DESCRIPTION OF THE TASK
Write out the entire listing below exactly as it appears, minus any pictures.

▼

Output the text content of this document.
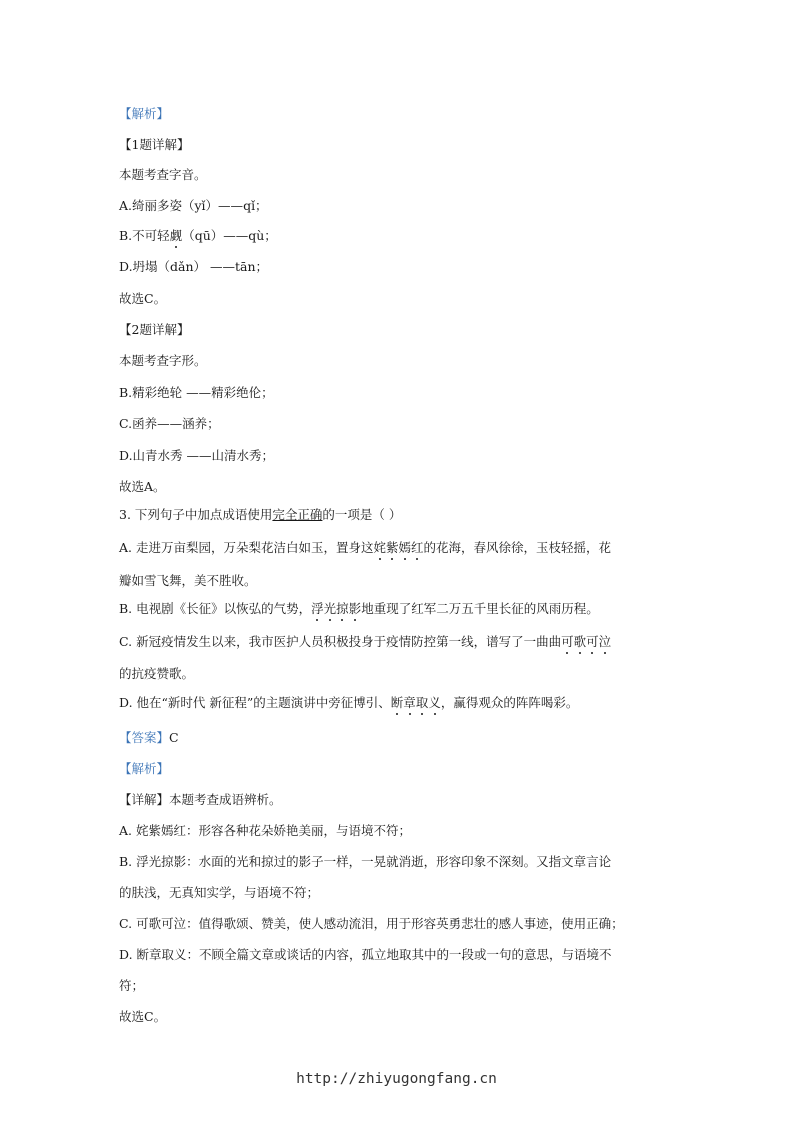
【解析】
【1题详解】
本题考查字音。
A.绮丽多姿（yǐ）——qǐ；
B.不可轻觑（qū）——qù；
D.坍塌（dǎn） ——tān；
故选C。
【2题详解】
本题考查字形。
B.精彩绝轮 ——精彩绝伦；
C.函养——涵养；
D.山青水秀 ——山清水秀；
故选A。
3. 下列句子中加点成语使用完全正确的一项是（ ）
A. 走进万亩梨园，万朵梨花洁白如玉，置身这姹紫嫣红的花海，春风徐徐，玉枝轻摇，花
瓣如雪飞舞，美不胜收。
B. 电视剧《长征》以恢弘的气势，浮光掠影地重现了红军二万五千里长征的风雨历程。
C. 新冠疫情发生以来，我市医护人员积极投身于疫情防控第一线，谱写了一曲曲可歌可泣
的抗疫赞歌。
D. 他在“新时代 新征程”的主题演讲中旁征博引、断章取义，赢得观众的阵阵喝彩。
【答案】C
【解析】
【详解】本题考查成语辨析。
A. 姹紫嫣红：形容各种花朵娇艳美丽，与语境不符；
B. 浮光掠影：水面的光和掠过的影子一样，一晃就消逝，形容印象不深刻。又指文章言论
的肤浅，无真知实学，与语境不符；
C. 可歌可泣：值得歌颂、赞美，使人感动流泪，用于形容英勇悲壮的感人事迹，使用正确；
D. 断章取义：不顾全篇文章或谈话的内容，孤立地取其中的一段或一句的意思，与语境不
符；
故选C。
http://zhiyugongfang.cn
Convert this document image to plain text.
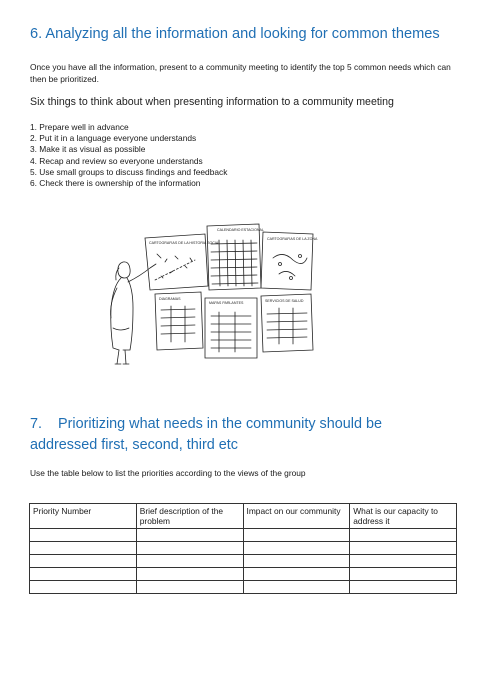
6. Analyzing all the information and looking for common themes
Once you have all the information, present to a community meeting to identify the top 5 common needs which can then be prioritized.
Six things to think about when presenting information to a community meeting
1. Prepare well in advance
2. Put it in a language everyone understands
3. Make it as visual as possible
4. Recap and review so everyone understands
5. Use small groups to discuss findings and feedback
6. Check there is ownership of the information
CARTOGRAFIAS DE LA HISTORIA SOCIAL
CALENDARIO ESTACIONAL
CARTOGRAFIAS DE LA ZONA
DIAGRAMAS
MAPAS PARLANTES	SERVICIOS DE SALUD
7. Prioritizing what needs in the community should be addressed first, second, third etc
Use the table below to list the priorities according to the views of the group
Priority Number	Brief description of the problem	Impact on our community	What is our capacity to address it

▲

TASK OUTPUT
Output the text content of this document.
【解析】
【1题详解】
本题考查字音。
A.绮丽多姿（yǐ）——qǐ；
B.不可轻觑（qū）——qù；
D.坍塌（dǎn） ——tān；
故选C。
【2题详解】
本题考查字形。
B.精彩绝轮 ——精彩绝伦；
C.函养——涵养；
D.山青水秀 ——山清水秀；
故选A。
3. 下列句子中加点成语使用完全正确的一项是（ ）
A. 走进万亩梨园，万朵梨花洁白如玉，置身这姹紫嫣红的花海，春风徐徐，玉枝轻摇，花
瓣如雪飞舞，美不胜收。
B. 电视剧《长征》以恢弘的气势，浮光掠影地重现了红军二万五千里长征的风雨历程。
C. 新冠疫情发生以来，我市医护人员积极投身于疫情防控第一线，谱写了一曲曲可歌可泣
的抗疫赞歌。
D. 他在“新时代 新征程”的主题演讲中旁征博引、断章取义，赢得观众的阵阵喝彩。
【答案】C
【解析】
【详解】本题考查成语辨析。
A. 姹紫嫣红：形容各种花朵娇艳美丽，与语境不符；
B. 浮光掠影：水面的光和掠过的影子一样，一晃就消逝，形容印象不深刻。又指文章言论
的肤浅，无真知实学，与语境不符；
C. 可歌可泣：值得歌颂、赞美，使人感动流泪，用于形容英勇悲壮的感人事迹，使用正确；
D. 断章取义：不顾全篇文章或谈话的内容，孤立地取其中的一段或一句的意思，与语境不
符；
故选C。
http://zhiyugongfang.cn
Convert this document image to plain text.
6. Analyzing all the information and looking for common themes
Once you have all the information, present to a community meeting to identify the top 5 common needs which can then be prioritized.
Six things to think about when presenting information to a community meeting
1. Prepare well in advance
2. Put it in a language everyone understands
3. Make it as visual as possible
4. Recap and review so everyone understands
5. Use small groups to discuss findings and feedback
6. Check there is ownership of the information
CARTOGRAFIAS DE LA HISTORIA SOCIAL
CALENDARIO ESTACIONAL
CARTOGRAFIAS DE LA ZONA
DIAGRAMAS
MAPAS PARLANTES	SERVICIOS DE SALUD
7. Prioritizing what needs in the community should be addressed first, second, third etc
Use the table below to list the priorities according to the views of the group
Priority Number	Brief description of the problem	Impact on our community	What is our capacity to address it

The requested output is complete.